#### Provided information ####

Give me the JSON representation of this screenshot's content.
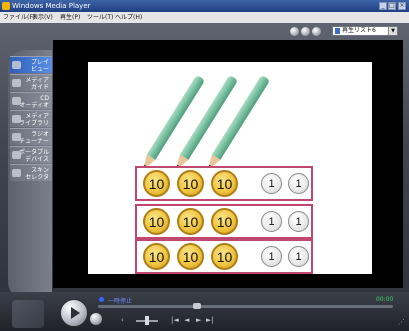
{
  "window": {
    "title": "Windows Media Player",
    "controls": [
      "_",
      "□",
      "×"
    ]
  },
  "menu": [
    "ファイル(F)",
    "表示(V)",
    "再生(P)",
    "ツール(T)",
    "ヘルプ(H)"
  ],
  "sidebar": {
    "items": [
      {
        "label_line1": "プレイ",
        "label_line2": "ビュー",
        "icon": "now-playing-icon",
        "active": true
      },
      {
        "label_line1": "メディア",
        "label_line2": "ガイド",
        "icon": "media-guide-icon",
        "active": false
      },
      {
        "label_line1": "CD",
        "label_line2": "オーディオ",
        "icon": "cd-audio-icon",
        "active": false
      },
      {
        "label_line1": "メディア",
        "label_line2": "ライブラリ",
        "icon": "media-library-icon",
        "active": false
      },
      {
        "label_line1": "ラジオ",
        "label_line2": "チューナー",
        "icon": "radio-tuner-icon",
        "active": false
      },
      {
        "label_line1": "ポータブル",
        "label_line2": "デバイス",
        "icon": "portable-device-icon",
        "active": false
      },
      {
        "label_line1": "スキン",
        "label_line2": "セレクタ",
        "icon": "skin-chooser-icon",
        "active": false
      }
    ]
  },
  "toolbar": {
    "playlist_value": "再生リスト6"
  },
  "video": {
    "pencil_count": 3,
    "coin_rows": [
      {
        "tens": [
          "10",
          "10",
          "10"
        ],
        "ones": [
          "1",
          "1"
        ]
      },
      {
        "tens": [
          "10",
          "10",
          "10"
        ],
        "ones": [
          "1",
          "1"
        ]
      },
      {
        "tens": [
          "10",
          "10",
          "10"
        ],
        "ones": [
          "1",
          "1"
        ]
      }
    ]
  },
  "status": {
    "text": "一時停止",
    "time": "00:00"
  },
  "colors": {
    "accent": "#3b63ff",
    "frame": "#cc4477",
    "ten_coin": "#eec23c",
    "one_coin": "#e6e6e6"
  }
}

####

*Task prompt*.
Omit the pictures, then output the rest of the listing exactly.

*Solution to this exercise*.
Give me the JSON representation of this screenshot's content.
{
  "window": {
    "title": "Windows Media Player",
    "controls": [
      "_",
      "□",
      "×"
    ]
  },
  "menu": [
    "ファイル(F)",
    "表示(V)",
    "再生(P)",
    "ツール(T)",
    "ヘルプ(H)"
  ],
  "sidebar": {
    "items": [
      {
        "label_line1": "プレイ",
        "label_line2": "ビュー",
        "icon": "now-playing-icon",
        "active": true
      },
      {
        "label_line1": "メディア",
        "label_line2": "ガイド",
        "icon": "media-guide-icon",
        "active": false
      },
      {
        "label_line1": "CD",
        "label_line2": "オーディオ",
        "icon": "cd-audio-icon",
        "active": false
      },
      {
        "label_line1": "メディア",
        "label_line2": "ライブラリ",
        "icon": "media-library-icon",
        "active": false
      },
      {
        "label_line1": "ラジオ",
        "label_line2": "チューナー",
        "icon": "radio-tuner-icon",
        "active": false
      },
      {
        "label_line1": "ポータブル",
        "label_line2": "デバイス",
        "icon": "portable-device-icon",
        "active": false
      },
      {
        "label_line1": "スキン",
        "label_line2": "セレクタ",
        "icon": "skin-chooser-icon",
        "active": false
      }
    ]
  },
  "toolbar": {
    "playlist_value": "再生リスト6"
  },
  "video": {
    "pencil_count": 3,
    "coin_rows": [
      {
        "tens": [
          "10",
          "10",
          "10"
        ],
        "ones": [
          "1",
          "1"
        ]
      },
      {
        "tens": [
          "10",
          "10",
          "10"
        ],
        "ones": [
          "1",
          "1"
        ]
      },
      {
        "tens": [
          "10",
          "10",
          "10"
        ],
        "ones": [
          "1",
          "1"
        ]
      }
    ]
  },
  "status": {
    "text": "一時停止",
    "time": "00:00"
  },
  "colors": {
    "accent": "#3b63ff",
    "frame": "#cc4477",
    "ten_coin": "#eec23c",
    "one_coin": "#e6e6e6"
  }
}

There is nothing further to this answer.